Tareas:
a) Por favor, transcribe literalmente el texto sobre los escraches desde "Contra tales posturas" hasta "tipo de escrache.".
b) En el texto sobre los escraches, ¿qué acción se cita como ejemplo de acto expresivo aunque no incluya palabras?
c) Según el texto sobre los escraches, ¿por qué es un error dar una respuesta común para cualquier tipo de escrache?

Fragmento del texto:
---*---

Contra tales posturas voy a explorar un camino diferente (no necesariamente intermedio) que pretende contribuir a que pensemos mejor sobre el tema. Para los defensores de las soluciones absolutas, fáciles o bobas, lo recomendable es abandonar aquí la lectura de este texto. Para quienes sigan leyendo, lo primero que corresponde hacer es definir el término escrache. Entiendo por tal, un acto (normalmente una acción colectiva) de señalamiento y repudio hacia alguna persona (habitualmente una persona pública), destinado a condenarla por alguna reprensible acción pasada. Una primera cuestión que se deriva de esta definición es que los escraches pueden ser de tipos muy distintos (pueden incluir actos violentos o acciones silenciosas e inocuas). Por eso es un error ofrecer una respuesta común para cualquier tipo de escrache.

Hay muchas conductas que condenamos, pero que no ameritan que hagamos llamado alguno a la coerción estatal. Todos los días, por ejemplo, escuchamos a gente hablando en sus celulares, y declarando a sus interlocutores que se encuentran en un lugar en donde en verdad no se encuentran. Se trata de conductas que pueden molestarnos, pero que no justifican de ningún modo la intervención estatal.

En segundo lugar hay conductas que sí ameritan algún tipo de reproche estatal, pero que de ningún modo requieren las formas habituales, intrusivas y violentas de dicha coerción (por ejemplo, la cárcel). Un funcionario público que llega siempre tarde a su trabajo merece algún tipo de respuesta y condena estatal, pero todos entendemos que esa respuesta no debe ser ni intrusiva ni violenta. Lo mismo con los escraches: necesitamos ver de qué tipo de escrache se trata, asumiendo desde ya que algunos no merecen respuesta alguna y que otros pueden merecer nuestro reproche o condena, sin involucrar necesariamente al uso del aparato coercitivo.

Conviene distinguir, también, entre actos fundamentalmente expresivos, que pueden ser verbales o no, y actos que son fundamentalmente otra cosa (por ejemplo, agresiones físicas), a pesar de involucrar aspectos expresivos. Por caso, la "quema de bandera" es considerada habitualmente una acción expresiva (aunque no incluya "palabras"), y por tanto, y como tal, suele verse como una acción jurídicamente protegida. En cambio, la piedra que se le arroja a un político merece ser vista fundamentalmente como parte de una agresión física condenable, por más que esa agresión manifieste, también, una expresión política.

Otra distinción central en la materia tiene que ver con el involucramiento o no del Estado en la misma acción del "escrache". Lo que nos horroriza de los ejemplos que nos remiten al fascismo y al nazismo tiene que ver, muy especialmente, con la presencia del Estado (un Estado autoritario o totalitario) en el trasfondo: cuando el Estado auspicia, promueve o de otros modos está "detrás" de los "escraches", éstos tienden a adquirir su rostro más temible.

---*---

Datos proporcionados:
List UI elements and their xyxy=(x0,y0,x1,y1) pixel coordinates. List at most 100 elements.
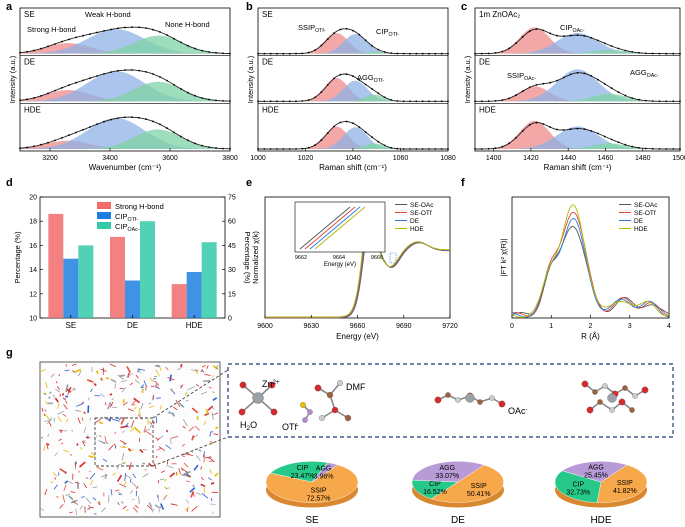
data-point xyxy=(487,147,490,150)
data-point xyxy=(187,91,189,94)
x-tick-label: 1500 xyxy=(672,155,685,162)
md-bond xyxy=(212,365,219,370)
data-point xyxy=(276,148,278,150)
data-point xyxy=(131,26,133,29)
row-label: DE xyxy=(262,58,273,67)
oxygen-atom xyxy=(268,381,276,389)
data-point xyxy=(180,41,182,44)
data-point xyxy=(508,142,511,145)
slice-name: CIP xyxy=(572,481,584,488)
data-point xyxy=(288,52,291,55)
x-tick-label: DE xyxy=(127,321,138,330)
md-bond xyxy=(201,369,205,373)
md-bond xyxy=(53,484,58,490)
md-bond xyxy=(182,426,186,429)
atom xyxy=(326,391,334,399)
data-point xyxy=(583,128,586,131)
data-point xyxy=(377,140,380,143)
data-point xyxy=(364,39,367,42)
data-point xyxy=(494,100,497,102)
data-point xyxy=(333,125,335,128)
data-point xyxy=(61,40,63,43)
data-point xyxy=(269,100,272,103)
legend-label: SE-OTf xyxy=(634,210,656,217)
md-bond xyxy=(131,481,137,488)
data-point xyxy=(590,36,593,39)
data-point xyxy=(301,52,304,55)
md-bond xyxy=(159,365,162,372)
legend-label: CIPOTf- xyxy=(115,212,138,223)
bar xyxy=(171,284,187,318)
bar xyxy=(186,272,202,318)
data-point xyxy=(222,100,224,102)
md-bond xyxy=(157,495,159,499)
md-bond xyxy=(164,486,168,490)
md-bond xyxy=(130,426,136,432)
md-bond xyxy=(140,402,144,410)
md-bond xyxy=(134,379,140,384)
y-tick-label-right: 45 xyxy=(228,243,236,250)
data-point xyxy=(166,34,168,36)
component-cip xyxy=(258,127,448,149)
md-bond xyxy=(85,497,92,504)
data-point xyxy=(187,139,189,142)
md-bond xyxy=(69,511,73,514)
md-bond xyxy=(163,478,167,482)
md-bond xyxy=(120,416,126,425)
md-bond xyxy=(206,365,209,369)
annotation-agg-oac: AGGOAc- xyxy=(630,68,659,79)
md-bond xyxy=(196,369,199,375)
inset-frame xyxy=(294,201,386,253)
data-point xyxy=(208,98,210,101)
md-bond xyxy=(95,370,99,374)
data-point xyxy=(288,100,291,103)
data-point xyxy=(19,51,21,54)
md-bond xyxy=(81,417,84,422)
md-bond xyxy=(201,365,206,368)
data-point xyxy=(421,148,424,150)
atom xyxy=(331,406,339,414)
data-point xyxy=(631,145,634,148)
data-point xyxy=(222,147,224,150)
data-point xyxy=(276,52,278,55)
data-point xyxy=(320,139,323,142)
md-bond xyxy=(127,372,130,378)
md-bond xyxy=(160,503,165,510)
md-bond xyxy=(56,386,60,390)
md-bond xyxy=(129,478,132,483)
data-point xyxy=(269,52,272,55)
legend-label: SE-OAc xyxy=(410,202,434,209)
md-bond xyxy=(127,408,134,412)
data-point xyxy=(624,94,627,97)
md-bond xyxy=(123,442,126,446)
md-bond xyxy=(212,391,215,394)
data-point xyxy=(521,90,524,93)
data-point xyxy=(33,145,35,148)
data-point xyxy=(194,94,196,97)
zn-atom xyxy=(607,393,617,403)
data-point xyxy=(159,123,161,126)
md-bond xyxy=(155,385,158,389)
data-point xyxy=(402,148,405,150)
md-bond xyxy=(55,381,58,384)
component-cip xyxy=(258,34,448,54)
data-point xyxy=(75,131,77,134)
data-point xyxy=(75,81,77,84)
md-bond xyxy=(45,381,48,389)
md-bond xyxy=(169,472,176,478)
data-point xyxy=(54,43,56,45)
md-bond xyxy=(159,478,165,481)
md-bond xyxy=(44,419,53,422)
data-point xyxy=(194,142,196,145)
data-point xyxy=(124,69,126,71)
zn-atom xyxy=(252,392,264,404)
atom xyxy=(319,415,325,421)
data-point xyxy=(556,34,558,37)
md-bond xyxy=(75,409,81,412)
md-bond xyxy=(86,435,92,439)
md-bond xyxy=(169,374,172,382)
md-bond xyxy=(122,399,124,404)
label-main: CIP xyxy=(115,222,128,231)
annotation-agg-otf: AGGOTf- xyxy=(357,73,384,84)
x-tick-label: SE xyxy=(65,321,76,330)
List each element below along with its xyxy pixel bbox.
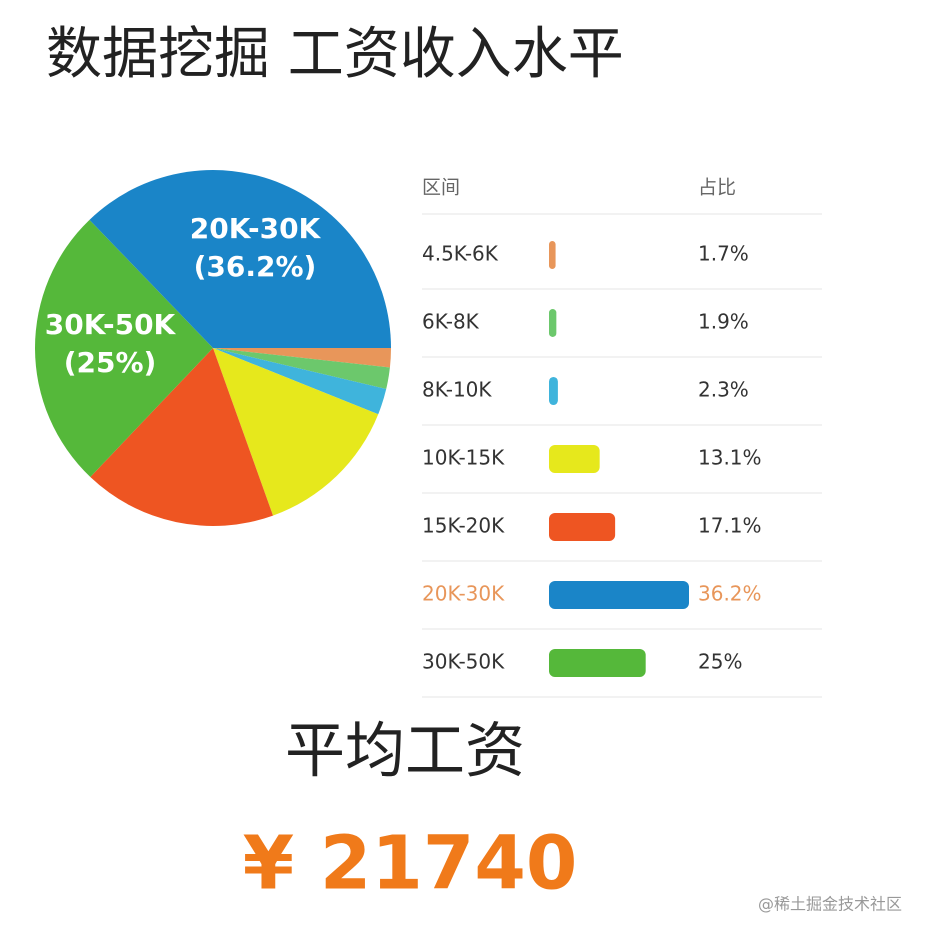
table-bar	[549, 513, 616, 541]
range-label: 15K-20K	[422, 514, 505, 538]
pie-label: 20K-30K	[190, 212, 322, 245]
pie-label: 30K-50K	[45, 308, 177, 341]
share-label: 1.7%	[698, 242, 749, 266]
pie-slice	[213, 348, 390, 390]
pie-value-label: (25%)	[64, 346, 157, 379]
range-label: 30K-50K	[422, 650, 505, 674]
share-label: 13.1%	[698, 446, 762, 470]
table-bar	[549, 377, 558, 405]
summary-value: ¥ 21740	[243, 821, 578, 907]
range-label: 20K-30K	[422, 582, 505, 606]
range-label: 6K-8K	[422, 310, 480, 334]
table-header: 区间	[422, 177, 460, 199]
range-label: 10K-15K	[422, 446, 505, 470]
pie-value-label: (36.2%)	[194, 250, 317, 283]
table-bar	[549, 241, 556, 269]
table-bar	[549, 309, 557, 337]
share-label: 36.2%	[698, 582, 762, 606]
pie-slice	[89, 170, 391, 348]
table-bar	[549, 581, 689, 609]
share-label: 25%	[698, 650, 742, 674]
table-bar	[549, 445, 600, 473]
chart-title: 数据挖掘 工资收入水平	[46, 22, 624, 87]
share-label: 1.9%	[698, 310, 749, 334]
pie-slice	[213, 348, 391, 368]
pie-slice	[213, 348, 387, 415]
share-label: 2.3%	[698, 378, 749, 402]
pie-slice	[35, 219, 213, 477]
range-label: 4.5K-6K	[422, 242, 499, 266]
pie-slice	[90, 348, 274, 526]
summary-title: 平均工资	[285, 717, 525, 787]
share-label: 17.1%	[698, 514, 762, 538]
table-header: 占比	[698, 177, 736, 199]
table-bar	[549, 649, 646, 677]
pie-slice	[213, 348, 379, 516]
range-label: 8K-10K	[422, 378, 492, 402]
watermark: @稀土掘金技术社区	[758, 895, 902, 914]
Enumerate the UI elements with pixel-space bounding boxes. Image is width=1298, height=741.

---*---

Resultados finales:
a)
Contra tales posturas voy a explorar un camino diferente (no necesariamente intermedio) que pretende contribuir a que pensemos mejor sobre el tema. Para los defensores de las soluciones absolutas, fáciles o bobas, lo recomendable es abandonar aquí la lectura de este texto. Para quienes sigan leyendo, lo primero que corresponde hacer es definir el término escrache. Entiendo por tal, un acto (normalmente una acción colectiva) de señalamiento y repudio hacia alguna persona (habitualmente una persona pública), destinado a condenarla por alguna reprensible acción pasada. Una primera cuestión que se deriva de esta definición es que los escraches pueden ser de tipos muy distintos (pueden incluir actos violentos o acciones silenciosas e inocuas). Por eso es un error ofrecer una respuesta común para cualquier tipo de escrache.

b) La quema de bandera.

c) Porque los escraches pueden ser de tipos muy distintos. Pueden incluir actos violentos o acciones silenciosas e inocuas.